Dataset items
►
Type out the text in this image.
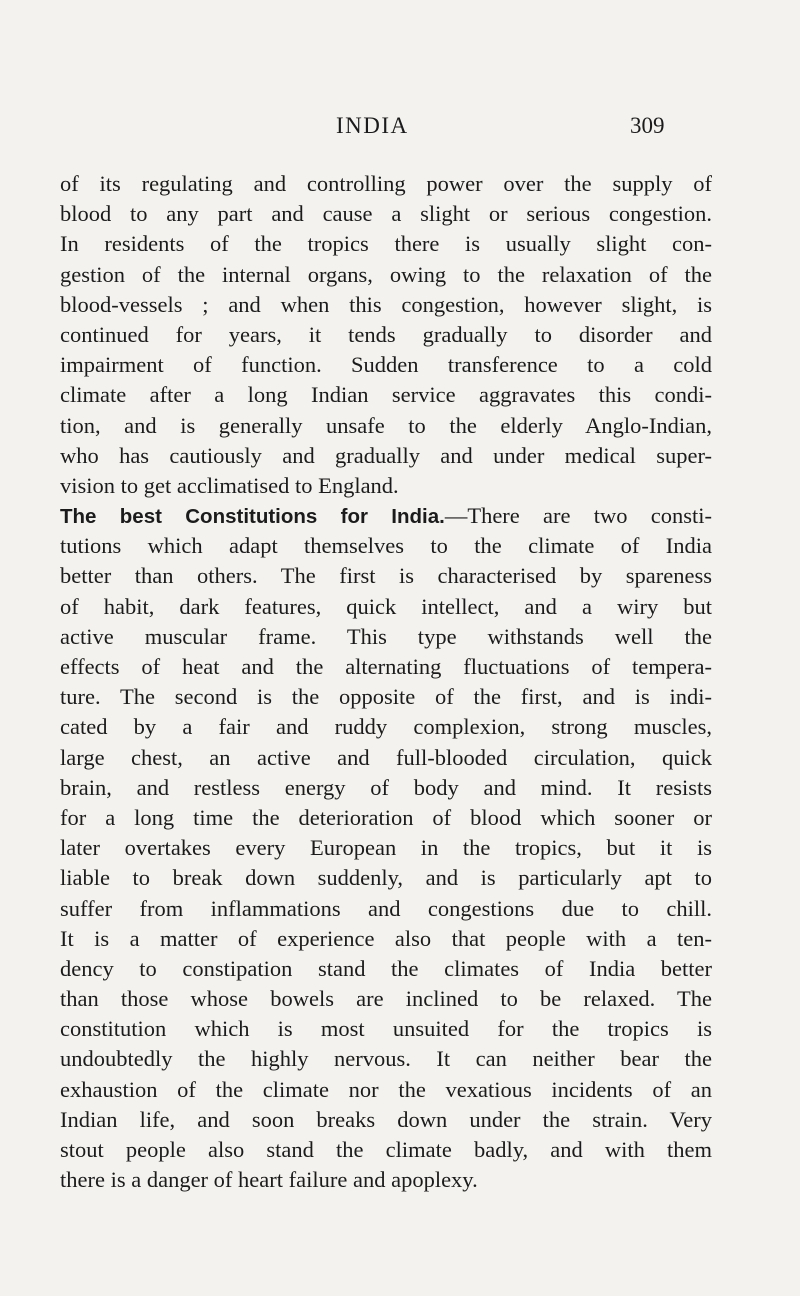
INDIA	309
of its regulating and controlling power over the supply of
blood to any part and cause a slight or serious congestion.
In residents of the tropics there is usually slight con-
gestion of the internal organs, owing to the relaxation of the
blood-vessels ; and when this congestion, however slight, is
continued for years, it tends gradually to disorder and
impairment of function. Sudden transference to a cold
climate after a long Indian service aggravates this condi-
tion, and is generally unsafe to the elderly Anglo-Indian,
who has cautiously and gradually and under medical super-
vision to get acclimatised to England.
The best Constitutions for India.—There are two consti-
tutions which adapt themselves to the climate of India
better than others. The first is characterised by spareness
of habit, dark features, quick intellect, and a wiry but
active muscular frame. This type withstands well the
effects of heat and the alternating fluctuations of tempera-
ture. The second is the opposite of the first, and is indi-
cated by a fair and ruddy complexion, strong muscles,
large chest, an active and full-blooded circulation, quick
brain, and restless energy of body and mind. It resists
for a long time the deterioration of blood which sooner or
later overtakes every European in the tropics, but it is
liable to break down suddenly, and is particularly apt to
suffer from inflammations and congestions due to chill.
It is a matter of experience also that people with a ten-
dency to constipation stand the climates of India better
than those whose bowels are inclined to be relaxed. The
constitution which is most unsuited for the tropics is
undoubtedly the highly nervous. It can neither bear the
exhaustion of the climate nor the vexatious incidents of an
Indian life, and soon breaks down under the strain. Very
stout people also stand the climate badly, and with them
there is a danger of heart failure and apoplexy.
◄
The records shown above are to be repeated exactly, with the pictures left out.

▸ **IN RESPONSE**
Type out the text in this image.
INDIA	309
of its regulating and controlling power over the supply of
blood to any part and cause a slight or serious congestion.
In residents of the tropics there is usually slight con-
gestion of the internal organs, owing to the relaxation of the
blood-vessels ; and when this congestion, however slight, is
continued for years, it tends gradually to disorder and
impairment of function. Sudden transference to a cold
climate after a long Indian service aggravates this condi-
tion, and is generally unsafe to the elderly Anglo-Indian,
who has cautiously and gradually and under medical super-
vision to get acclimatised to England.
The best Constitutions for India.—There are two consti-
tutions which adapt themselves to the climate of India
better than others. The first is characterised by spareness
of habit, dark features, quick intellect, and a wiry but
active muscular frame. This type withstands well the
effects of heat and the alternating fluctuations of tempera-
ture. The second is the opposite of the first, and is indi-
cated by a fair and ruddy complexion, strong muscles,
large chest, an active and full-blooded circulation, quick
brain, and restless energy of body and mind. It resists
for a long time the deterioration of blood which sooner or
later overtakes every European in the tropics, but it is
liable to break down suddenly, and is particularly apt to
suffer from inflammations and congestions due to chill.
It is a matter of experience also that people with a ten-
dency to constipation stand the climates of India better
than those whose bowels are inclined to be relaxed. The
constitution which is most unsuited for the tropics is
undoubtedly the highly nervous. It can neither bear the
exhaustion of the climate nor the vexatious incidents of an
Indian life, and soon breaks down under the strain. Very
stout people also stand the climate badly, and with them
there is a danger of heart failure and apoplexy.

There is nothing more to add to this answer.